## OBJECTIVE
Show all lines from the data that include the word "this".

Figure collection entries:

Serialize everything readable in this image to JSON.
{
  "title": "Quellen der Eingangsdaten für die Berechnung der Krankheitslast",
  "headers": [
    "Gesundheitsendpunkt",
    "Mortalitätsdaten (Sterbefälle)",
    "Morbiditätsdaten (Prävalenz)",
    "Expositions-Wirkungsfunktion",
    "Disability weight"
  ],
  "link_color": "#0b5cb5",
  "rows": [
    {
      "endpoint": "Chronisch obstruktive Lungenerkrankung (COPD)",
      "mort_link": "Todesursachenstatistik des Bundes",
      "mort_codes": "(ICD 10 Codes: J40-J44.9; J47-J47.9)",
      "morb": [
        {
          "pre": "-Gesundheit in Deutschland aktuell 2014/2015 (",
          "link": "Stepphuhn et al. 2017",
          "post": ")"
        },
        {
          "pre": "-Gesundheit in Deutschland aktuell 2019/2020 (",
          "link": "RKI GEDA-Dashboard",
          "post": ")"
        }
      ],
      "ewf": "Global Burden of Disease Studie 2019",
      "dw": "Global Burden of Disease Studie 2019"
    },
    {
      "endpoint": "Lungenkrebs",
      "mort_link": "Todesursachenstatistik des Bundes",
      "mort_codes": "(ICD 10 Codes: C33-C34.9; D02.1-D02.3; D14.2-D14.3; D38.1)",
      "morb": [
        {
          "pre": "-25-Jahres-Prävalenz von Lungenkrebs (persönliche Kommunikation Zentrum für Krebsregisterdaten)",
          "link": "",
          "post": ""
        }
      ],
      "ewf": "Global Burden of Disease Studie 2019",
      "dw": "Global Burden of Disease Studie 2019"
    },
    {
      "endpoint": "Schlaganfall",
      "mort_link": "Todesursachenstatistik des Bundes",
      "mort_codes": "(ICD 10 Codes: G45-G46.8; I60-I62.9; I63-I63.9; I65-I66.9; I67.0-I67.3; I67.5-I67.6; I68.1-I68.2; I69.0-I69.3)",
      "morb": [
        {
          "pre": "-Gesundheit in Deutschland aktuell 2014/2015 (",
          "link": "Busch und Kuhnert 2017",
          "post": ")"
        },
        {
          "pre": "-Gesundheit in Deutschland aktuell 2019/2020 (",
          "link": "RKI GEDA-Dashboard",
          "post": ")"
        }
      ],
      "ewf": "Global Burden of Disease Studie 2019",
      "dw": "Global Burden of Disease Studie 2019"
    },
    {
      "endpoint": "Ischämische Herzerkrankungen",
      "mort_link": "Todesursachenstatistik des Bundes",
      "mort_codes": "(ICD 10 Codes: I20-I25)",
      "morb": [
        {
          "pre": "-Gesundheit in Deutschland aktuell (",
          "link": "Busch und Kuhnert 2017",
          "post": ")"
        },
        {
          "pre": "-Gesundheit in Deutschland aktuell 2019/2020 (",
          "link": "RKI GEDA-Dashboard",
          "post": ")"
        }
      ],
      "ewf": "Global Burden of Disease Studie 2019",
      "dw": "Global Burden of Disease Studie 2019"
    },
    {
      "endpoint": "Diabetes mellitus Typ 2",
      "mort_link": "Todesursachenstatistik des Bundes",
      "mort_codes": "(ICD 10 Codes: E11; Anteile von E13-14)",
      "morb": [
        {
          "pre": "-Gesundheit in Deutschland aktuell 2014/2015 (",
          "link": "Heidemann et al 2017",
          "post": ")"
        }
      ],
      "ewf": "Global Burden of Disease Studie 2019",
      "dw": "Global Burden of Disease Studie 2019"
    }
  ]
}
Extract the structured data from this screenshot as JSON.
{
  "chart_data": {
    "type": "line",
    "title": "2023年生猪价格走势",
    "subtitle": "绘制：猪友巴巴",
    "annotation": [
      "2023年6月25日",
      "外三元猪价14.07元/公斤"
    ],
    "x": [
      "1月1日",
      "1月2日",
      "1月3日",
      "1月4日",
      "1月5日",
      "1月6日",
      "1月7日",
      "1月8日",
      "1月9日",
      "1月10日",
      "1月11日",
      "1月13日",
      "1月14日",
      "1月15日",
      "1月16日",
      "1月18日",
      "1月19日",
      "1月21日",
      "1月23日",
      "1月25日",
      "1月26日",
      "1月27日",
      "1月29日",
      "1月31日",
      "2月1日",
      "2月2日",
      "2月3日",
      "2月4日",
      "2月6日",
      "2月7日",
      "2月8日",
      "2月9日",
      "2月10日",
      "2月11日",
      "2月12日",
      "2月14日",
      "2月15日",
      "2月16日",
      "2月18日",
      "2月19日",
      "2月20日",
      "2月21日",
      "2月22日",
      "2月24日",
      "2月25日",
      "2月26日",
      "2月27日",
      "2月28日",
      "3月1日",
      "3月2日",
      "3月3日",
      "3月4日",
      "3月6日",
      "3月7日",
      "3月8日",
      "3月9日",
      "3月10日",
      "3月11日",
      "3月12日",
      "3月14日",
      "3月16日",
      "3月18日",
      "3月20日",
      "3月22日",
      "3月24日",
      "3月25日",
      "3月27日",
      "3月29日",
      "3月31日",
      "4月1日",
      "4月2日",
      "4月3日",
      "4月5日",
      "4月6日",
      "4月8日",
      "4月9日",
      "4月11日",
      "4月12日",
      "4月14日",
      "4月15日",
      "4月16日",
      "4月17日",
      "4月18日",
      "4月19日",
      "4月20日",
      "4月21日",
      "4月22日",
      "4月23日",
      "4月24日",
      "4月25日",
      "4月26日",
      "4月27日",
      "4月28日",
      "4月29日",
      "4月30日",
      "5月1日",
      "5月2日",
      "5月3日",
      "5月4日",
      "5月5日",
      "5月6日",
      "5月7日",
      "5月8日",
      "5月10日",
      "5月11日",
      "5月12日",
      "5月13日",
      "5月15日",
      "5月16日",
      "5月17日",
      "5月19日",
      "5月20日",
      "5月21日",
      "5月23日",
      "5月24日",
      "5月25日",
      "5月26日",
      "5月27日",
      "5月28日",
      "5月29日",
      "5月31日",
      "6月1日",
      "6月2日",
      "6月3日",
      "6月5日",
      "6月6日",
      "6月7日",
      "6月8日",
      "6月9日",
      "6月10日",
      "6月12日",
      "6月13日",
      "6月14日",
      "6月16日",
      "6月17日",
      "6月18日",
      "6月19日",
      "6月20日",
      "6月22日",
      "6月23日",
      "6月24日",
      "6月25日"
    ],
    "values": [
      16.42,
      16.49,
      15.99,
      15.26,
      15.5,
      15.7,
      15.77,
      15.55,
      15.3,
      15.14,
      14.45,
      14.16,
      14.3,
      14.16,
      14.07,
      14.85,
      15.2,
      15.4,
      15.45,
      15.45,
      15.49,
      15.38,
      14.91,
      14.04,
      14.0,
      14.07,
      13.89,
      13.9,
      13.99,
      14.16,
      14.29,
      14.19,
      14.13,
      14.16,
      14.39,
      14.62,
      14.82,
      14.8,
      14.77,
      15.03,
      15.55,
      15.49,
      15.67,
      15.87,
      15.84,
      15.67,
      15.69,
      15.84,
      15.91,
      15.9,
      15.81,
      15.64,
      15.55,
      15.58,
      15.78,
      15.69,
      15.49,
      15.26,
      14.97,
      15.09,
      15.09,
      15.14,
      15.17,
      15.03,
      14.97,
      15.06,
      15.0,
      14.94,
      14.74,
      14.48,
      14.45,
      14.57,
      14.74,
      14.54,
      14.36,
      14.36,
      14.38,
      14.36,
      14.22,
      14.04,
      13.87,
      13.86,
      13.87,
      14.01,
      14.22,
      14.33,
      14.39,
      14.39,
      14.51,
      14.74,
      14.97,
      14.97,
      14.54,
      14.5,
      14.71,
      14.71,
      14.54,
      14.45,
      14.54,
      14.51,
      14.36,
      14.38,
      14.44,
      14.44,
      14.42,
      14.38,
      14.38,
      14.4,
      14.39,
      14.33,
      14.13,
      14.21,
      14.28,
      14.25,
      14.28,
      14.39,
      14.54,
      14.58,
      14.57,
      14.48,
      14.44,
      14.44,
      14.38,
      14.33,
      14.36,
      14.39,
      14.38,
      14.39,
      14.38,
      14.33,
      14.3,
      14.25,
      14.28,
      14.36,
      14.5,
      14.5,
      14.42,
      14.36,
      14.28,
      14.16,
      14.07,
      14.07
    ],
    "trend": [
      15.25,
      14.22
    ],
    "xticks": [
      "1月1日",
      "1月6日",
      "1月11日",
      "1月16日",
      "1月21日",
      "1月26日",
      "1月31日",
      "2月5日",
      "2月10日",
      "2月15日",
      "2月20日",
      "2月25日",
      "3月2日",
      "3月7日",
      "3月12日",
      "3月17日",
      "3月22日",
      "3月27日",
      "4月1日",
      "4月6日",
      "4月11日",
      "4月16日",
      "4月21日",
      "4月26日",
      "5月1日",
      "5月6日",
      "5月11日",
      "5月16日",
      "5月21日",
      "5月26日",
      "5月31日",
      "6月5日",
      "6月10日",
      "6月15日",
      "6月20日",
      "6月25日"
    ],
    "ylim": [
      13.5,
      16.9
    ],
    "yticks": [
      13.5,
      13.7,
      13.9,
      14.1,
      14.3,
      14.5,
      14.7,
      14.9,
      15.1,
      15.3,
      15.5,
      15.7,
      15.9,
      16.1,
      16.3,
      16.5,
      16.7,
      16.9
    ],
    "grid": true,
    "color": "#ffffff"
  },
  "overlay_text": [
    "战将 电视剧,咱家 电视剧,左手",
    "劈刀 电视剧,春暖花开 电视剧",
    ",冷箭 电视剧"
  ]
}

## WRITTEN SOLUTION
Serialize everything readable in this image to JSON.
Extract the structured data from this screenshot as JSON.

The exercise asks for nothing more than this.